PROBLEM DETAILS
Reproduce the records. Keep every word exact and include no images.

DATASET EXTRACT
'''

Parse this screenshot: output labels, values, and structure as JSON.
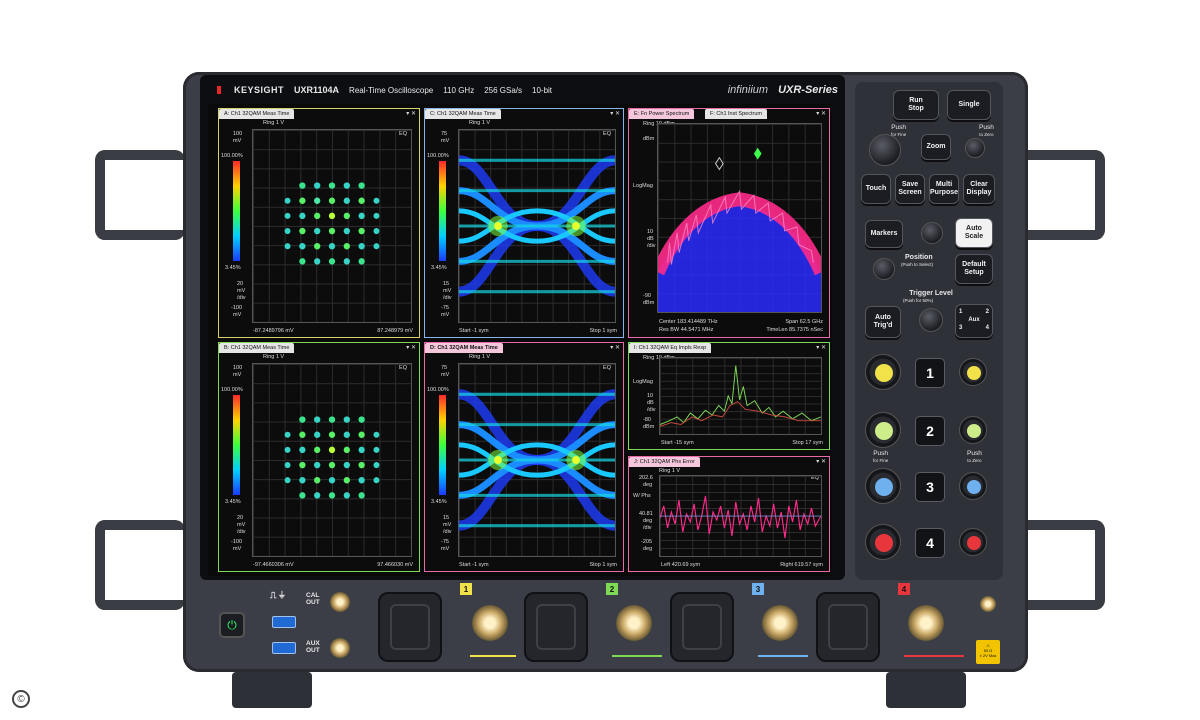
{
  "header": {
    "brand": "KEYSIGHT",
    "model": "UXR1104A",
    "description": "Real-Time Oscilloscope",
    "bandwidth": "110 GHz",
    "sample_rate": "256 GSa/s",
    "bits": "10-bit",
    "product_line": "infiniium",
    "series": "UXR-Series"
  },
  "windows": {
    "a": {
      "tab": "A: Ch1 32QAM Meas Time",
      "ring": "Ring 1  V",
      "eq": "EQ",
      "y_top": "100",
      "y_unit": "mV",
      "pct_top": "100.00%",
      "pct_bottom": "3.45%",
      "y_lower1": "20",
      "y_lower_unit": "mV",
      "y_div": "/div",
      "y_bottom": "-100",
      "y_bottom_unit": "mV",
      "x_left": "-87.2489796 mV",
      "x_right": "87.248979 mV"
    },
    "c": {
      "tab": "C: Ch1 32QAM Meas Time",
      "ring": "Ring 1  V",
      "eq": "EQ",
      "y_top": "75",
      "y_unit": "mV",
      "pct_top": "100.00%",
      "pct_bottom": "3.45%",
      "y_lower1": "15",
      "y_lower_unit": "mV",
      "y_div": "/div",
      "y_bottom": "-75",
      "y_bottom_unit": "mV",
      "x_left": "Start -1  sym",
      "x_right": "Stop 1  sym"
    },
    "e": {
      "tab": "E: Fn Power Spectrum",
      "tab2": "F: Ch1 Inst Spectrum",
      "ring": "Ring 10 dBm",
      "y_top_unit": "dBm",
      "logmag": "LogMag",
      "y_mid": "10",
      "y_mid_unit": "dB",
      "y_div": "/div",
      "y_bottom": "-90",
      "y_bottom_unit": "dBm",
      "center": "Center 183.414489 THz",
      "span": "Span 62.5 GHz",
      "rbw": "Res BW 44.5471 MHz",
      "timelen": "TimeLen 85.7375 nSec"
    },
    "b": {
      "tab": "B: Ch1 32QAM Meas Time",
      "ring": "Ring 1  V",
      "eq": "EQ",
      "y_top": "100",
      "y_unit": "mV",
      "pct_top": "100.00%",
      "pct_bottom": "3.45%",
      "y_lower1": "20",
      "y_lower_unit": "mV",
      "y_div": "/div",
      "y_bottom": "-100",
      "y_bottom_unit": "mV",
      "x_left": "-97.4660306 mV",
      "x_right": "97.466030 mV"
    },
    "d": {
      "tab": "D: Ch1 32QAM Meas Time",
      "ring": "Ring 1  V",
      "eq": "EQ",
      "y_top": "75",
      "y_unit": "mV",
      "pct_top": "100.00%",
      "pct_bottom": "3.45%",
      "y_lower1": "15",
      "y_lower_unit": "mV",
      "y_div": "/div",
      "y_bottom": "-75",
      "y_bottom_unit": "mV",
      "x_left": "Start -1  sym",
      "x_right": "Stop 1  sym"
    },
    "i": {
      "tab": "I: Ch1 32QAM Eq Impls Resp",
      "ring": "Ring 10 dBm",
      "logmag": "LogMag",
      "y_mid": "10",
      "y_mid_unit": "dB",
      "y_div": "/div",
      "y_bottom": "-80",
      "y_bottom_unit": "dBm",
      "x_left": "Start -15  sym",
      "x_right": "Stop 17  sym"
    },
    "j": {
      "tab": "J: Ch1 32QAM Phs Error",
      "ring": "Ring 1  V",
      "eq": "EQ",
      "y_top": "202.6",
      "y_unit": "deg",
      "w_phs": "W/ Phs",
      "y_mid": "40.81",
      "y_mid_unit": "deg",
      "y_div": "/div",
      "y_bottom": "-205",
      "y_bottom_unit": "deg",
      "x_left": "Left 420.69  sym",
      "x_right": "Right 619.57  sym"
    }
  },
  "panel": {
    "run_stop_l1": "Run",
    "run_stop_l2": "Stop",
    "single": "Single",
    "push_for_fine_l1": "Push",
    "push_for_fine_l2": "for Fine",
    "push_to_zero_l1": "Push",
    "push_to_zero_l2": "to Zero",
    "zoom": "Zoom",
    "touch": "Touch",
    "save_screen_l1": "Save",
    "save_screen_l2": "Screen",
    "multi_purpose_l1": "Multi",
    "multi_purpose_l2": "Purpose",
    "clear_display_l1": "Clear",
    "clear_display_l2": "Display",
    "markers": "Markers",
    "auto_scale_l1": "Auto",
    "auto_scale_l2": "Scale",
    "position": "Position",
    "position_sub": "(Push to Select)",
    "default_setup_l1": "Default",
    "default_setup_l2": "Setup",
    "trigger_level": "Trigger Level",
    "trigger_sub": "(Push for 50%)",
    "auto_trigd_l1": "Auto",
    "auto_trigd_l2": "Trig'd",
    "aux_1": "1",
    "aux_2": "2",
    "aux_label": "Aux",
    "aux_3": "3",
    "aux_4": "4",
    "ch1": "1",
    "ch2": "2",
    "ch3": "3",
    "ch4": "4",
    "push_fine_ch_l1": "Push",
    "push_fine_ch_l2": "for Fine",
    "push_zero_ch_l1": "Push",
    "push_zero_ch_l2": "to Zero"
  },
  "front": {
    "cal_out_l1": "CAL",
    "cal_out_l2": "OUT",
    "aux_out_l1": "AUX",
    "aux_out_l2": "OUT",
    "ch_tags": [
      "1",
      "2",
      "3",
      "4"
    ],
    "warn_l1": "50 Ω",
    "warn_l2": "± 2V Max",
    "copyright": "©"
  },
  "colors": {
    "ch1": "#f2e24a",
    "ch2": "#7ed957",
    "ch3": "#6fb1ef",
    "ch4": "#e8373c",
    "accent_red": "#e8262e"
  }
}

'''

EXERCISE SOLUTION
Parse this screenshot: output labels, values, and structure as JSON.
{
  "header": {
    "brand": "KEYSIGHT",
    "model": "UXR1104A",
    "description": "Real-Time Oscilloscope",
    "bandwidth": "110 GHz",
    "sample_rate": "256 GSa/s",
    "bits": "10-bit",
    "product_line": "infiniium",
    "series": "UXR-Series"
  },
  "windows": {
    "a": {
      "tab": "A: Ch1 32QAM Meas Time",
      "ring": "Ring 1  V",
      "eq": "EQ",
      "y_top": "100",
      "y_unit": "mV",
      "pct_top": "100.00%",
      "pct_bottom": "3.45%",
      "y_lower1": "20",
      "y_lower_unit": "mV",
      "y_div": "/div",
      "y_bottom": "-100",
      "y_bottom_unit": "mV",
      "x_left": "-87.2489796 mV",
      "x_right": "87.248979 mV"
    },
    "c": {
      "tab": "C: Ch1 32QAM Meas Time",
      "ring": "Ring 1  V",
      "eq": "EQ",
      "y_top": "75",
      "y_unit": "mV",
      "pct_top": "100.00%",
      "pct_bottom": "3.45%",
      "y_lower1": "15",
      "y_lower_unit": "mV",
      "y_div": "/div",
      "y_bottom": "-75",
      "y_bottom_unit": "mV",
      "x_left": "Start -1  sym",
      "x_right": "Stop 1  sym"
    },
    "e": {
      "tab": "E: Fn Power Spectrum",
      "tab2": "F: Ch1 Inst Spectrum",
      "ring": "Ring 10 dBm",
      "y_top_unit": "dBm",
      "logmag": "LogMag",
      "y_mid": "10",
      "y_mid_unit": "dB",
      "y_div": "/div",
      "y_bottom": "-90",
      "y_bottom_unit": "dBm",
      "center": "Center 183.414489 THz",
      "span": "Span 62.5 GHz",
      "rbw": "Res BW 44.5471 MHz",
      "timelen": "TimeLen 85.7375 nSec"
    },
    "b": {
      "tab": "B: Ch1 32QAM Meas Time",
      "ring": "Ring 1  V",
      "eq": "EQ",
      "y_top": "100",
      "y_unit": "mV",
      "pct_top": "100.00%",
      "pct_bottom": "3.45%",
      "y_lower1": "20",
      "y_lower_unit": "mV",
      "y_div": "/div",
      "y_bottom": "-100",
      "y_bottom_unit": "mV",
      "x_left": "-97.4660306 mV",
      "x_right": "97.466030 mV"
    },
    "d": {
      "tab": "D: Ch1 32QAM Meas Time",
      "ring": "Ring 1  V",
      "eq": "EQ",
      "y_top": "75",
      "y_unit": "mV",
      "pct_top": "100.00%",
      "pct_bottom": "3.45%",
      "y_lower1": "15",
      "y_lower_unit": "mV",
      "y_div": "/div",
      "y_bottom": "-75",
      "y_bottom_unit": "mV",
      "x_left": "Start -1  sym",
      "x_right": "Stop 1  sym"
    },
    "i": {
      "tab": "I: Ch1 32QAM Eq Impls Resp",
      "ring": "Ring 10 dBm",
      "logmag": "LogMag",
      "y_mid": "10",
      "y_mid_unit": "dB",
      "y_div": "/div",
      "y_bottom": "-80",
      "y_bottom_unit": "dBm",
      "x_left": "Start -15  sym",
      "x_right": "Stop 17  sym"
    },
    "j": {
      "tab": "J: Ch1 32QAM Phs Error",
      "ring": "Ring 1  V",
      "eq": "EQ",
      "y_top": "202.6",
      "y_unit": "deg",
      "w_phs": "W/ Phs",
      "y_mid": "40.81",
      "y_mid_unit": "deg",
      "y_div": "/div",
      "y_bottom": "-205",
      "y_bottom_unit": "deg",
      "x_left": "Left 420.69  sym",
      "x_right": "Right 619.57  sym"
    }
  },
  "panel": {
    "run_stop_l1": "Run",
    "run_stop_l2": "Stop",
    "single": "Single",
    "push_for_fine_l1": "Push",
    "push_for_fine_l2": "for Fine",
    "push_to_zero_l1": "Push",
    "push_to_zero_l2": "to Zero",
    "zoom": "Zoom",
    "touch": "Touch",
    "save_screen_l1": "Save",
    "save_screen_l2": "Screen",
    "multi_purpose_l1": "Multi",
    "multi_purpose_l2": "Purpose",
    "clear_display_l1": "Clear",
    "clear_display_l2": "Display",
    "markers": "Markers",
    "auto_scale_l1": "Auto",
    "auto_scale_l2": "Scale",
    "position": "Position",
    "position_sub": "(Push to Select)",
    "default_setup_l1": "Default",
    "default_setup_l2": "Setup",
    "trigger_level": "Trigger Level",
    "trigger_sub": "(Push for 50%)",
    "auto_trigd_l1": "Auto",
    "auto_trigd_l2": "Trig'd",
    "aux_1": "1",
    "aux_2": "2",
    "aux_label": "Aux",
    "aux_3": "3",
    "aux_4": "4",
    "ch1": "1",
    "ch2": "2",
    "ch3": "3",
    "ch4": "4",
    "push_fine_ch_l1": "Push",
    "push_fine_ch_l2": "for Fine",
    "push_zero_ch_l1": "Push",
    "push_zero_ch_l2": "to Zero"
  },
  "front": {
    "cal_out_l1": "CAL",
    "cal_out_l2": "OUT",
    "aux_out_l1": "AUX",
    "aux_out_l2": "OUT",
    "ch_tags": [
      "1",
      "2",
      "3",
      "4"
    ],
    "warn_l1": "50 Ω",
    "warn_l2": "± 2V Max",
    "copyright": "©"
  },
  "colors": {
    "ch1": "#f2e24a",
    "ch2": "#7ed957",
    "ch3": "#6fb1ef",
    "ch4": "#e8373c",
    "accent_red": "#e8262e"
  }
}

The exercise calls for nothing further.